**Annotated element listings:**
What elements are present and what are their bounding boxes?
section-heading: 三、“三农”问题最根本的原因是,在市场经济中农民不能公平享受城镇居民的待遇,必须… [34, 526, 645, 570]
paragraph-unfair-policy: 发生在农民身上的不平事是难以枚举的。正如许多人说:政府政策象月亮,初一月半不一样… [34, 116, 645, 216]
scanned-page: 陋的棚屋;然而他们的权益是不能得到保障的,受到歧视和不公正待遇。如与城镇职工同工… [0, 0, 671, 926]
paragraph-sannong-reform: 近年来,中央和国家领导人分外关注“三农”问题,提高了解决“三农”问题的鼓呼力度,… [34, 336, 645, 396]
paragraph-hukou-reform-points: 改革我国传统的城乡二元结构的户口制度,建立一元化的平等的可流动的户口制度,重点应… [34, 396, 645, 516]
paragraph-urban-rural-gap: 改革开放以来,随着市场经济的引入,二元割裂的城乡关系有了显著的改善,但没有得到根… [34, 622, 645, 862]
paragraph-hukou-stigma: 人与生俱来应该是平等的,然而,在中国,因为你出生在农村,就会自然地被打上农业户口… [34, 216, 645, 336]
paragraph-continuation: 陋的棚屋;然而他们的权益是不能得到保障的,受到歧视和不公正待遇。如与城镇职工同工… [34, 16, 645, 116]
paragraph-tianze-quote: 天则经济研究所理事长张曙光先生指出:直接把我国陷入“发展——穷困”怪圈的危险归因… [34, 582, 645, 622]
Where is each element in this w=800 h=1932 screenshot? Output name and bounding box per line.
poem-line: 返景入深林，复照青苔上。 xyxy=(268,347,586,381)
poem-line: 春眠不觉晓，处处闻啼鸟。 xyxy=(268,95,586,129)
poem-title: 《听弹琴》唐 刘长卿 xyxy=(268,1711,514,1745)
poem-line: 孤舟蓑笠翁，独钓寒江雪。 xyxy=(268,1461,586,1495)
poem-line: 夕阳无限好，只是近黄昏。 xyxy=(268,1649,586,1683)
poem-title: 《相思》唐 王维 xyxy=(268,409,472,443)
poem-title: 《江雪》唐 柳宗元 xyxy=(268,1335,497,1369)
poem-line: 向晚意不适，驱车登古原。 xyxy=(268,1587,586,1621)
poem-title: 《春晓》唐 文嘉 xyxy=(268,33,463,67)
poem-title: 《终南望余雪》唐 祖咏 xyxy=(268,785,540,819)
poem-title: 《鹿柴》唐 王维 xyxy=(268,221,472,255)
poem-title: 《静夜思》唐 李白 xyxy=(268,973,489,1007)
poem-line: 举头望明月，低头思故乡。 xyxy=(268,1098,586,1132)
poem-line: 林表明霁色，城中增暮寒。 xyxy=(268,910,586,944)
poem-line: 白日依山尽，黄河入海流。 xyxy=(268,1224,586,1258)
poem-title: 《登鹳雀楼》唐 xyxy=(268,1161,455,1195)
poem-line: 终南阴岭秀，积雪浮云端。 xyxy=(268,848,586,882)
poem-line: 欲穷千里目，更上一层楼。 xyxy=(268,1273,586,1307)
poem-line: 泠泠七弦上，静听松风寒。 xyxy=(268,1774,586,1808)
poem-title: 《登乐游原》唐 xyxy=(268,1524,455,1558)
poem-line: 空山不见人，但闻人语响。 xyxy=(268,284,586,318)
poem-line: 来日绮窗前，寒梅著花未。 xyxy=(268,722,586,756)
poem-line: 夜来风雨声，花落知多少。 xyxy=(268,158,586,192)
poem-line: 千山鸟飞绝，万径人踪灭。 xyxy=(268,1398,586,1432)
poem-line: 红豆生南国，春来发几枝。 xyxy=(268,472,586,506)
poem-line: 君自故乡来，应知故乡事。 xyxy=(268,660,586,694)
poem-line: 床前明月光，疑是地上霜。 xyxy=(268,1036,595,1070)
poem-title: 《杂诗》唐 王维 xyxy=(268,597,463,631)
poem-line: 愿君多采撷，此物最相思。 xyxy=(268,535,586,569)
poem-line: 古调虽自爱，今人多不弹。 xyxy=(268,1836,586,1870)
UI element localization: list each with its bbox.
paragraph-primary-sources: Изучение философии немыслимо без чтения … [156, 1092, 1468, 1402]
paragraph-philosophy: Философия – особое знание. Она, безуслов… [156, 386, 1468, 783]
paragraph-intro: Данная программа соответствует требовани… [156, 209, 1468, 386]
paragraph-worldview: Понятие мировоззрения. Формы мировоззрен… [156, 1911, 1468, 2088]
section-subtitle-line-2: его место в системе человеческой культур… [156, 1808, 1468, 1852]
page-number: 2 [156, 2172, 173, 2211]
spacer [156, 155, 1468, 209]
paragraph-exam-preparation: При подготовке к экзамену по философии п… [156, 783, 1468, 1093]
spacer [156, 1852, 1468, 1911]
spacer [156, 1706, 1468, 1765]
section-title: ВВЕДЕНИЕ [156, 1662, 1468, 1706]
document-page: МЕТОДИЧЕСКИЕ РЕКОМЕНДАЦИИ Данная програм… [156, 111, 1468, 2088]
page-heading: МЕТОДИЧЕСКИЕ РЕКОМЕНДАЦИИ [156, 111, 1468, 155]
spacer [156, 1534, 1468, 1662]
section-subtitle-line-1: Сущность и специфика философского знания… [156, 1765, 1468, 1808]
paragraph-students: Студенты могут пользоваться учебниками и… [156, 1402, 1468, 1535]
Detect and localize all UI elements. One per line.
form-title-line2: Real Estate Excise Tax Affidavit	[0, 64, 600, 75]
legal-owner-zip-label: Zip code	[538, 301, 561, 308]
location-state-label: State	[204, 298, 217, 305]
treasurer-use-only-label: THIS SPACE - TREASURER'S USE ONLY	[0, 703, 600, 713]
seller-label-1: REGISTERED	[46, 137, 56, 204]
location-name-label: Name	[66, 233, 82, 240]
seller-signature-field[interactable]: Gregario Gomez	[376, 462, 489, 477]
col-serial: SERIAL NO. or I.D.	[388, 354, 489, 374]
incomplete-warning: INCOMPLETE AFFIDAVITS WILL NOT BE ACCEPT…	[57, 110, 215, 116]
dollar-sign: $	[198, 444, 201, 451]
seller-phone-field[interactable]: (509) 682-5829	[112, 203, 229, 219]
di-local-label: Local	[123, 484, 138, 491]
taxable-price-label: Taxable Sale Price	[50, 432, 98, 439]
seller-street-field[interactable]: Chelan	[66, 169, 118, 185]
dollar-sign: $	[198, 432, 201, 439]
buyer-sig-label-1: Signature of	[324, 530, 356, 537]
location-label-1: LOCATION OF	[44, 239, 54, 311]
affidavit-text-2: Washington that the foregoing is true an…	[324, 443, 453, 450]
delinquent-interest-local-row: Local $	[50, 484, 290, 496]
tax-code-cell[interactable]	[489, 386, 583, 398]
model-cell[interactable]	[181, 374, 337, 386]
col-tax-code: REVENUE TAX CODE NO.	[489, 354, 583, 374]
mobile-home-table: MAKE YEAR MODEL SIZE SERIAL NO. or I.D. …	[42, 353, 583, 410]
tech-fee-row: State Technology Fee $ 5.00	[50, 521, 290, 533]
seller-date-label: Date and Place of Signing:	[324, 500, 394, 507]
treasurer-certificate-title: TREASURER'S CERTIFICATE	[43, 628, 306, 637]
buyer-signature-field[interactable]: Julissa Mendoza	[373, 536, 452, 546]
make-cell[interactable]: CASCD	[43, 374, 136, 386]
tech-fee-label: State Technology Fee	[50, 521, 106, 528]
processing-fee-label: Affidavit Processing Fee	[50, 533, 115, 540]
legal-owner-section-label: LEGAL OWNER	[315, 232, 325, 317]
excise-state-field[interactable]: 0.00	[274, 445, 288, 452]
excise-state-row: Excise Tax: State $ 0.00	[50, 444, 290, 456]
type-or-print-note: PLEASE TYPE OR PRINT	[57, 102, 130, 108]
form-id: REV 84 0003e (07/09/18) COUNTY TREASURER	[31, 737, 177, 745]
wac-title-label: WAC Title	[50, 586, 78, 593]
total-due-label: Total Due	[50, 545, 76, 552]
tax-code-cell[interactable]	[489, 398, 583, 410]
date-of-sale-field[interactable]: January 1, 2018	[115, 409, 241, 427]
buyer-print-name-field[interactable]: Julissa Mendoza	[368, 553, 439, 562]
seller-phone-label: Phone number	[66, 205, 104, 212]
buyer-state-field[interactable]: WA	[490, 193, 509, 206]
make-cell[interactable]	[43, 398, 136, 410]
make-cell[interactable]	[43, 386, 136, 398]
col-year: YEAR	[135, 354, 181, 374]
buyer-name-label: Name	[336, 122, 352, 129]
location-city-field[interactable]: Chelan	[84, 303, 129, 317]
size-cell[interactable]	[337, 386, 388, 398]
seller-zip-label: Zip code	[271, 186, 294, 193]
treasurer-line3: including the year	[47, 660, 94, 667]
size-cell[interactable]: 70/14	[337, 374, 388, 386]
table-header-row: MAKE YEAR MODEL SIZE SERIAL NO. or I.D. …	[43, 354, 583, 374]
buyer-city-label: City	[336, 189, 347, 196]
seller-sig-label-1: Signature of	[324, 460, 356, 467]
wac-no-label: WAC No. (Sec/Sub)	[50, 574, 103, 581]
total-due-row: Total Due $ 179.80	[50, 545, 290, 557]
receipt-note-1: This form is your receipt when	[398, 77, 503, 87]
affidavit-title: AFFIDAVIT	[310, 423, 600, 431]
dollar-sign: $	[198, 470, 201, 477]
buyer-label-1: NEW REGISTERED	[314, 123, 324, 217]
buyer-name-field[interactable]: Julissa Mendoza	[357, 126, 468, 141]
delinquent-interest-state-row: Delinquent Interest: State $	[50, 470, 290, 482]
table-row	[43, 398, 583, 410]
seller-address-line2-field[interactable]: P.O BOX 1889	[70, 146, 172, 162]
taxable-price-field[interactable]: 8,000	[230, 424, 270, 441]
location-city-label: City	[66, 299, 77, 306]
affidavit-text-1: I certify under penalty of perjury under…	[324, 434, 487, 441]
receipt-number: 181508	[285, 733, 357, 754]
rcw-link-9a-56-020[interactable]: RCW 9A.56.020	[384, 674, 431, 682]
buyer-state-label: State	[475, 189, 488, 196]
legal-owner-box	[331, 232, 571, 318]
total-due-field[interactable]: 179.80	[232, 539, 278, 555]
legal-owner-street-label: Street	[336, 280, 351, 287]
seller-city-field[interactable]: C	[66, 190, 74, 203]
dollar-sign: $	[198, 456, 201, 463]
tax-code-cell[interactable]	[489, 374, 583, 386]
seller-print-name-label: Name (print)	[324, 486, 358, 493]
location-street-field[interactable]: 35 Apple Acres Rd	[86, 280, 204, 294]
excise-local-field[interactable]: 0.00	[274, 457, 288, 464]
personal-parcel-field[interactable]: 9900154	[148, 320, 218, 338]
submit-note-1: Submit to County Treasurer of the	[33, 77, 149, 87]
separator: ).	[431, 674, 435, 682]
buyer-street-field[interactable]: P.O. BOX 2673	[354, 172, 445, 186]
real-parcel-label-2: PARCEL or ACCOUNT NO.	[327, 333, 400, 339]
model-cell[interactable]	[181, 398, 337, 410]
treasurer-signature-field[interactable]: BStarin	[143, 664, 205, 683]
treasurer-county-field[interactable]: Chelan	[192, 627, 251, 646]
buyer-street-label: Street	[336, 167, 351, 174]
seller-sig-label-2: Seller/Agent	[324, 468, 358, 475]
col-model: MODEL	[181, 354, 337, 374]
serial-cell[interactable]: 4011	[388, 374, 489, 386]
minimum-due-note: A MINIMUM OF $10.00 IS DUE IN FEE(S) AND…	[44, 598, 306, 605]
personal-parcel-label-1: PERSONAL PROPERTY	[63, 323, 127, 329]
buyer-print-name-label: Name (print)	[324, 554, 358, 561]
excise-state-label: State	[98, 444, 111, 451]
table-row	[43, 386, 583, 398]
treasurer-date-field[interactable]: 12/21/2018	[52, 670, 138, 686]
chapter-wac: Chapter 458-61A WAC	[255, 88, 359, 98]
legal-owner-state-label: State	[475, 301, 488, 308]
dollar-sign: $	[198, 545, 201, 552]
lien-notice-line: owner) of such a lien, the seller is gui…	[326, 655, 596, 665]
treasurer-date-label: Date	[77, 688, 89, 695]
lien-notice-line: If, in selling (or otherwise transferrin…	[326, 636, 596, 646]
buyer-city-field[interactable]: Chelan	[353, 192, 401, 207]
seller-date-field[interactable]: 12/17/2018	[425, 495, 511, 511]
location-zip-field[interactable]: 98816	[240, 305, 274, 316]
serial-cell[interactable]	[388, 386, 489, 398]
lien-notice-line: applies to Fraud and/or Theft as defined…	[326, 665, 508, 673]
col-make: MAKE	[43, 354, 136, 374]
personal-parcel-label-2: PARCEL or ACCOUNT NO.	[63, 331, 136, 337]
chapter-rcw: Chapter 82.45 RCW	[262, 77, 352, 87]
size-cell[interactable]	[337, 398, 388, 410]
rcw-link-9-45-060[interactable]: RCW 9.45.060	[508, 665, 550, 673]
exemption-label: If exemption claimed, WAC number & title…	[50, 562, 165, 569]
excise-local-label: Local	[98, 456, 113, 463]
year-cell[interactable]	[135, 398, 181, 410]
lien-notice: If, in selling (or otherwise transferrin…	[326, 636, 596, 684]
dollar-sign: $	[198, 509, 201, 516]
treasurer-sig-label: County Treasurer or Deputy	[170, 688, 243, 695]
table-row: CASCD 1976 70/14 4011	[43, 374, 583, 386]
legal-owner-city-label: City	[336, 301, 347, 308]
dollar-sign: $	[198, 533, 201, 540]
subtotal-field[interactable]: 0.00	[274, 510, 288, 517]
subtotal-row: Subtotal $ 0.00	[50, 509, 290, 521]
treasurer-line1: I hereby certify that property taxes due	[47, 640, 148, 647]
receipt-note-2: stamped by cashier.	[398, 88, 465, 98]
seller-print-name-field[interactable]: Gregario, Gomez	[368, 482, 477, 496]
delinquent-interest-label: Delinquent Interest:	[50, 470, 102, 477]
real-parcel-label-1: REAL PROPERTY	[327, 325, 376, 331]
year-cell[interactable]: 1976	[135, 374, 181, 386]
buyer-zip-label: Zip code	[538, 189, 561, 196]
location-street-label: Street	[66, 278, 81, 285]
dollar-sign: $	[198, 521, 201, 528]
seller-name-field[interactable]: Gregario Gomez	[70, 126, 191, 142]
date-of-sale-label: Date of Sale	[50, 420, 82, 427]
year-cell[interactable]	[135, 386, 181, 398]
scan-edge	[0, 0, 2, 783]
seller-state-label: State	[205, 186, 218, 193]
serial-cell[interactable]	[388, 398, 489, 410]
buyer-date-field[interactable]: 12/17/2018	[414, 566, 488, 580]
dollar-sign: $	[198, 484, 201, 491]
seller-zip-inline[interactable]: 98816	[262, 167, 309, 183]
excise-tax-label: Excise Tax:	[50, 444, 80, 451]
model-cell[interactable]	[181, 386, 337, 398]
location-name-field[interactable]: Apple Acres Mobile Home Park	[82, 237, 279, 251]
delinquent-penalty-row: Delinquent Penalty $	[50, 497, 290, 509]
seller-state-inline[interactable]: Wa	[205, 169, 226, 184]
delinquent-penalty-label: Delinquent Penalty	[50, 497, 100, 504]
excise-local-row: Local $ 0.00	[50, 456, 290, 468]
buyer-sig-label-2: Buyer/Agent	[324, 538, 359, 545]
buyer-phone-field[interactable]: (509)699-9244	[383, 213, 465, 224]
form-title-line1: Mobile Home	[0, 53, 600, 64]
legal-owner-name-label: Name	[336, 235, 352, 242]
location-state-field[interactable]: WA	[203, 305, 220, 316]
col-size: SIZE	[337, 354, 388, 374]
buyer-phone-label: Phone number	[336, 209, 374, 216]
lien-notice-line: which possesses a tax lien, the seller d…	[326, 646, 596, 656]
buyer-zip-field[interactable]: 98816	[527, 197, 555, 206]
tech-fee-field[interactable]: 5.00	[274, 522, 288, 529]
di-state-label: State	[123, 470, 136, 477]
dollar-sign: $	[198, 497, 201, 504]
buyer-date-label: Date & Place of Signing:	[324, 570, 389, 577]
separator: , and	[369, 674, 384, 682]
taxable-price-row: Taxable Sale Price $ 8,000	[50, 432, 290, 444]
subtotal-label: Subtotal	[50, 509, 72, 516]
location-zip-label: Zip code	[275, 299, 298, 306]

**Work instructions:** Format the lines above, from the very first one through the line containing "poem-line: 夕阳无限好，只是近黄昏。 xyxy=(268,1649,586,1683)" (both included), as a JSON list of strings with one string per line. Leave out any blank lines.

**Complete answer:**
[
  "What elements are present and what are their bounding boxes?",
  "section-heading: 三、“三农”问题最根本的原因是,在市场经济中农民不能公平享受城镇居民的待遇,必须… [34, 526, 645, 570]",
  "paragraph-unfair-policy: 发生在农民身上的不平事是难以枚举的。正如许多人说:政府政策象月亮,初一月半不一样… [34, 116, 645, 216]",
  "scanned-page: 陋的棚屋;然而他们的权益是不能得到保障的,受到歧视和不公正待遇。如与城镇职工同工… [0, 0, 671, 926]",
  "paragraph-sannong-reform: 近年来,中央和国家领导人分外关注“三农”问题,提高了解决“三农”问题的鼓呼力度,… [34, 336, 645, 396]",
  "paragraph-hukou-reform-points: 改革我国传统的城乡二元结构的户口制度,建立一元化的平等的可流动的户口制度,重点应… [34, 396, 645, 516]",
  "paragraph-urban-rural-gap: 改革开放以来,随着市场经济的引入,二元割裂的城乡关系有了显著的改善,但没有得到根… [34, 622, 645, 862]",
  "paragraph-hukou-stigma: 人与生俱来应该是平等的,然而,在中国,因为你出生在农村,就会自然地被打上农业户口… [34, 216, 645, 336]",
  "paragraph-continuation: 陋的棚屋;然而他们的权益是不能得到保障的,受到歧视和不公正待遇。如与城镇职工同工… [34, 16, 645, 116]",
  "paragraph-tianze-quote: 天则经济研究所理事长张曙光先生指出:直接把我国陷入“发展——穷困”怪圈的危险归因… [34, 582, 645, 622]",
  "Where is each element in this w=800 h=1932 screenshot? Output name and bounding box per line.",
  "poem-line: 返景入深林，复照青苔上。 xyxy=(268,347,586,381)",
  "poem-line: 春眠不觉晓，处处闻啼鸟。 xyxy=(268,95,586,129)",
  "poem-title: 《听弹琴》唐 刘长卿 xyxy=(268,1711,514,1745)",
  "poem-line: 孤舟蓑笠翁，独钓寒江雪。 xyxy=(268,1461,586,1495)",
  "poem-line: 夕阳无限好，只是近黄昏。 xyxy=(268,1649,586,1683)"
]